→ PROBLEM DETAILS
Exclude the pictures and retype the entries as written.
— Start of SUPPLIED DATA —
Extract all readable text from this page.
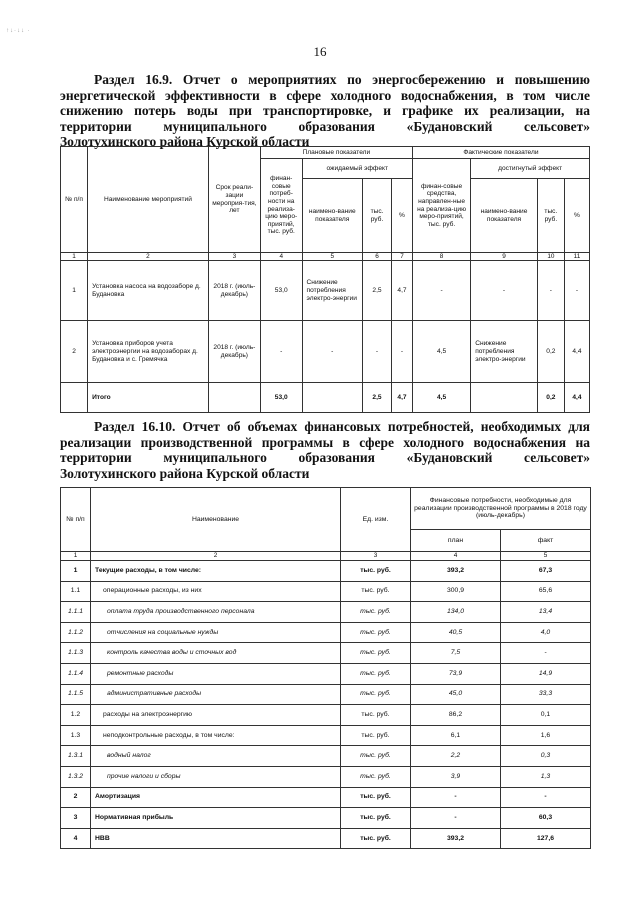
↑↓·↓↓ ·
16
Раздел 16.9. Отчет о мероприятиях по энергосбережению и повышению
энергетической эффективности в сфере холодного водоснабжения, в том числе
снижению потерь воды при транспортировке, и графике их реализации, на
территории муниципального образования «Будановский сельсовет»
Золотухинского района Курской области
№ п/п	Наименование мероприятий	Срок реали-зации мероприя-тия, лет	Плановые показатели				Фактические показатели			
			финан-совые потреб-ности на реализа-цию меро-приятий, тыс. руб.	ожидаемый эффект			финан-совые средства, направлен-ные на реализа-цию меро-приятий, тыс. руб.	достигнутый эффект		
				наимено-вание показателя	тыс. руб.	%		наимено-вание показателя	тыс. руб.	%
1	2	3	4	5	6	7	8	9	10	11
1	Установка насоса на водозаборе д. Будановка	2018 г. (июль-декабрь)	53,0	Снижение потребления электро-энергии	2,5	4,7	-	-	-	-
2	Установка приборов учета электроэнергии на водозаборах д. Будановка и с. Гремячка	2018 г. (июль-декабрь)	-	-	-	-	4,5	Снижение потребления электро-энергии	0,2	4,4
	Итого		53,0		2,5	4,7	4,5		0,2	4,4
Раздел 16.10. Отчет об объемах финансовых потребностей, необходимых для
реализации производственной программы в сфере холодного водоснабжения на
территории муниципального образования «Будановский сельсовет»
Золотухинского района Курской области
№ п/п	Наименование	Ед. изм.	Финансовые потребности, необходимые для реализации производственной программы в 2018 году (июль-декабрь)	
			план	факт
1	2	3	4	5
1	Текущие расходы, в том числе:	тыс. руб.	393,2	67,3
1.1	операционные расходы, из них	тыс. руб.	300,9	65,6
1.1.1	оплата труда производственного персонала	тыс. руб.	134,0	13,4
1.1.2	отчисления на социальные нужды	тыс. руб.	40,5	4,0
1.1.3	контроль качества воды и сточных вод	тыс. руб.	7,5	-
1.1.4	ремонтные расходы	тыс. руб.	73,9	14,9
1.1.5	административные расходы	тыс. руб.	45,0	33,3
1.2	расходы на электроэнергию	тыс. руб.	86,2	0,1
1.3	неподконтрольные расходы, в том числе:	тыс. руб.	6,1	1,6
1.3.1	водный налог	тыс. руб.	2,2	0,3
1.3.2	прочие налоги и сборы	тыс. руб.	3,9	1,3
2	Амортизация	тыс. руб.	-	-
3	Нормативная прибыль	тыс. руб.	-	60,3
4	НВВ	тыс. руб.	393,2	127,6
— End of SUPPLIED DATA —
→ REPLY TO THE EXERCISE
Extract all readable text from this page.
↑↓·↓↓ ·
16
Раздел 16.9. Отчет о мероприятиях по энергосбережению и повышению
энергетической эффективности в сфере холодного водоснабжения, в том числе
снижению потерь воды при транспортировке, и графике их реализации, на
территории муниципального образования «Будановский сельсовет»
Золотухинского района Курской области
№ п/п	Наименование мероприятий	Срок реали-зации мероприя-тия, лет	Плановые показатели				Фактические показатели			
			финан-совые потреб-ности на реализа-цию меро-приятий, тыс. руб.	ожидаемый эффект			финан-совые средства, направлен-ные на реализа-цию меро-приятий, тыс. руб.	достигнутый эффект		
				наимено-вание показателя	тыс. руб.	%		наимено-вание показателя	тыс. руб.	%
1	2	3	4	5	6	7	8	9	10	11
1	Установка насоса на водозаборе д. Будановка	2018 г. (июль-декабрь)	53,0	Снижение потребления электро-энергии	2,5	4,7	-	-	-	-
2	Установка приборов учета электроэнергии на водозаборах д. Будановка и с. Гремячка	2018 г. (июль-декабрь)	-	-	-	-	4,5	Снижение потребления электро-энергии	0,2	4,4
	Итого		53,0		2,5	4,7	4,5		0,2	4,4
Раздел 16.10. Отчет об объемах финансовых потребностей, необходимых для
реализации производственной программы в сфере холодного водоснабжения на
территории муниципального образования «Будановский сельсовет»
Золотухинского района Курской области
№ п/п	Наименование	Ед. изм.	Финансовые потребности, необходимые для реализации производственной программы в 2018 году (июль-декабрь)	
			план	факт
1	2	3	4	5
1	Текущие расходы, в том числе:	тыс. руб.	393,2	67,3
1.1	операционные расходы, из них	тыс. руб.	300,9	65,6
1.1.1	оплата труда производственного персонала	тыс. руб.	134,0	13,4
1.1.2	отчисления на социальные нужды	тыс. руб.	40,5	4,0
1.1.3	контроль качества воды и сточных вод	тыс. руб.	7,5	-
1.1.4	ремонтные расходы	тыс. руб.	73,9	14,9
1.1.5	административные расходы	тыс. руб.	45,0	33,3
1.2	расходы на электроэнергию	тыс. руб.	86,2	0,1
1.3	неподконтрольные расходы, в том числе:	тыс. руб.	6,1	1,6
1.3.1	водный налог	тыс. руб.	2,2	0,3
1.3.2	прочие налоги и сборы	тыс. руб.	3,9	1,3
2	Амортизация	тыс. руб.	-	-
3	Нормативная прибыль	тыс. руб.	-	60,3
4	НВВ	тыс. руб.	393,2	127,6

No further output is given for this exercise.